[PROBLEM REQUIREMENTS]
Please convert the items, from the first line through the line containing "x-tick-label: 5 (556, 556, 566, 576)", into a Markdown table with the columns "No." (row number) and "Text" (the line), leaving out any blank lines.

** Start RECORDS PROVIDED **

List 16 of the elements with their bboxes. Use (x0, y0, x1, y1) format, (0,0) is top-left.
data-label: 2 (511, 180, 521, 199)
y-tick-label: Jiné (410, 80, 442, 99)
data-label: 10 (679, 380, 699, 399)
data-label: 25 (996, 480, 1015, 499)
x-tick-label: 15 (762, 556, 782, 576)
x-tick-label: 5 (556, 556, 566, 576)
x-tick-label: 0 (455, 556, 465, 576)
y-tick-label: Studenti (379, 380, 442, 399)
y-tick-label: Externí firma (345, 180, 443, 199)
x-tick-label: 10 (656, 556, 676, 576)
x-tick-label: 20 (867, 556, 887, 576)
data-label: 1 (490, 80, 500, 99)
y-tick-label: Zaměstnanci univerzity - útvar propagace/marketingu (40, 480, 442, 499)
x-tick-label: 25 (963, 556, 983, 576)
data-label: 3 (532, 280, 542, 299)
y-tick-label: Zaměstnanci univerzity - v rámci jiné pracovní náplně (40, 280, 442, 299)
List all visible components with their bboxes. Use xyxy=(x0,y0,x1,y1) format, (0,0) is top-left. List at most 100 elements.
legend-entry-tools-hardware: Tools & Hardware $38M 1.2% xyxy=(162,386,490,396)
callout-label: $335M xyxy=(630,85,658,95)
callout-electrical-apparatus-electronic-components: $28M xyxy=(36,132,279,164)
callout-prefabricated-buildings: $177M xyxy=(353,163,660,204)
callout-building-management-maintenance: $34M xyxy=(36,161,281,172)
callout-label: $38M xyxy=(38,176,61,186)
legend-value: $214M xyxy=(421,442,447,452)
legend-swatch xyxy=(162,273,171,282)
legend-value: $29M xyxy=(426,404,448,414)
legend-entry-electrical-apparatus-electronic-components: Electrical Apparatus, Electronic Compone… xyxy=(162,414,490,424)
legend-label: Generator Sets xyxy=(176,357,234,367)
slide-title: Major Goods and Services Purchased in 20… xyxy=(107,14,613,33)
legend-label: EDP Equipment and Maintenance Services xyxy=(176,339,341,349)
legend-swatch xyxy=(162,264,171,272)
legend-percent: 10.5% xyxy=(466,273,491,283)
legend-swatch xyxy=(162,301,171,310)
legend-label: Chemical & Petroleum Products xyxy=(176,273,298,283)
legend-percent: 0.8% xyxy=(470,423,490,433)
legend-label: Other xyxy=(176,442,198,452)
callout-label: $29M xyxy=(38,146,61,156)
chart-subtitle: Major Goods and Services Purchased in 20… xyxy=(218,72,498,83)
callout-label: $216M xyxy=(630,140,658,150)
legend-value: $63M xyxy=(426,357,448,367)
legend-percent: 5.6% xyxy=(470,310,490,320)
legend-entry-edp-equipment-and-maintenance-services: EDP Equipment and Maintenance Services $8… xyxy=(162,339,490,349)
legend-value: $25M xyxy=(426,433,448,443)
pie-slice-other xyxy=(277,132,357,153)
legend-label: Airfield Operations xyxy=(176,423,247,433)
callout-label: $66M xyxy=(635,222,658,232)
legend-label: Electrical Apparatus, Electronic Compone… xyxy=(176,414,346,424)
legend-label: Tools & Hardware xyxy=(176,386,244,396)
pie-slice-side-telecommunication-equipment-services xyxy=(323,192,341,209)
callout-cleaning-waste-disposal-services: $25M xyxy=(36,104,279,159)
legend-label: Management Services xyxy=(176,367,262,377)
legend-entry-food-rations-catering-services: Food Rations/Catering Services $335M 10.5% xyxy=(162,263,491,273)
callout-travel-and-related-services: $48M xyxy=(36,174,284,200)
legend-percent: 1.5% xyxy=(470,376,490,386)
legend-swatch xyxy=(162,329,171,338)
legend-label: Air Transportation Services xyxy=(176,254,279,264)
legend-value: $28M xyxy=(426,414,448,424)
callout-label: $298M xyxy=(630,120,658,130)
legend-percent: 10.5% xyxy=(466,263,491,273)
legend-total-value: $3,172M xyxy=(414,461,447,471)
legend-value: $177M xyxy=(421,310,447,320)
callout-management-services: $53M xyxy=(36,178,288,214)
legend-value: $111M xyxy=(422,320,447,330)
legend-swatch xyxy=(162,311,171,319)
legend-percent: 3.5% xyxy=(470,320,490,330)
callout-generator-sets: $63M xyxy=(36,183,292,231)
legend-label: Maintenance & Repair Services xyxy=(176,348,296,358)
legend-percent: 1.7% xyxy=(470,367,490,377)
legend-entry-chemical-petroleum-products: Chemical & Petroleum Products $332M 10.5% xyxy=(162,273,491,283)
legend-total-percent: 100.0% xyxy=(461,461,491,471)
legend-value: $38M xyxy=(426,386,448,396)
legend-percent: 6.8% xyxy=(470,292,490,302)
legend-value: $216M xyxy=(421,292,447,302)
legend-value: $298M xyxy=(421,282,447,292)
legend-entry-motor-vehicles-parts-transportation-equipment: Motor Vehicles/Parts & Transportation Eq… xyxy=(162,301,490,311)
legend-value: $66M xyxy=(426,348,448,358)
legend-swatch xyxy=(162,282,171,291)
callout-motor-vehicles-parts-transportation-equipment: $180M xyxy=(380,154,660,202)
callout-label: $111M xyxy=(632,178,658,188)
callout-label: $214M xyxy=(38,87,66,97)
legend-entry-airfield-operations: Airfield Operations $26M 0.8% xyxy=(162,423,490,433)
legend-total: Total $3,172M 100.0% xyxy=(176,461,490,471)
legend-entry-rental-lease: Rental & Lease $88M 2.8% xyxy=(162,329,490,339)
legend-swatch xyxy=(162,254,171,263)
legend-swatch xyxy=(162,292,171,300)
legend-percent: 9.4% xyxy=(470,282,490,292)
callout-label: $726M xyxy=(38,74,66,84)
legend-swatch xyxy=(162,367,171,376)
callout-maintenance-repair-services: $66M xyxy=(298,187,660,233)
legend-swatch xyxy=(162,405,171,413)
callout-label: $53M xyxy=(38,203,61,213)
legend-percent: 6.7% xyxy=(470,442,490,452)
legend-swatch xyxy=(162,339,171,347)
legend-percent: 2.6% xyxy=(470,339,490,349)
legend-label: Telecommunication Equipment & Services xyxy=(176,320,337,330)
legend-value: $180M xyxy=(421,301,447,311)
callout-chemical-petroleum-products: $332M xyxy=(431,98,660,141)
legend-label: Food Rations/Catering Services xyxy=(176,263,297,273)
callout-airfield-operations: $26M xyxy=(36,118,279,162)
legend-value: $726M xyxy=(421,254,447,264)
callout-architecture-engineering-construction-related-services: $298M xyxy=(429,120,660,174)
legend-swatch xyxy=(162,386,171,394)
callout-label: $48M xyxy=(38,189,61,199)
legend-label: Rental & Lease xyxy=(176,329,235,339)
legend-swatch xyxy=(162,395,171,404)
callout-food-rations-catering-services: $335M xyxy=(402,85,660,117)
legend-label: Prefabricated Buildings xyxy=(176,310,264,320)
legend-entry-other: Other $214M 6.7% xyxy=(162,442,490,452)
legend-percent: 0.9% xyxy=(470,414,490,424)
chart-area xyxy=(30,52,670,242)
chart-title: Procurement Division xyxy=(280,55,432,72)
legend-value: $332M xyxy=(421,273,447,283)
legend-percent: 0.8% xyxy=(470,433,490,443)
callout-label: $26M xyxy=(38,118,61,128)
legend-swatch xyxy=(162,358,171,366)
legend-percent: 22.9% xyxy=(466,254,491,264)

** End RECORDS PROVIDED **

[RESULT]
| No. | Text |
|---|---|
| 1 | List 16 of the elements with their bboxes. Use (x0, y0, x1, y1) format, (0,0) is top-left. |
| 2 | data-label: 2 (511, 180, 521, 199) |
| 3 | y-tick-label: Jiné (410, 80, 442, 99) |
| 4 | data-label: 10 (679, 380, 699, 399) |
| 5 | data-label: 25 (996, 480, 1015, 499) |
| 6 | x-tick-label: 15 (762, 556, 782, 576) |
| 7 | x-tick-label: 5 (556, 556, 566, 576) |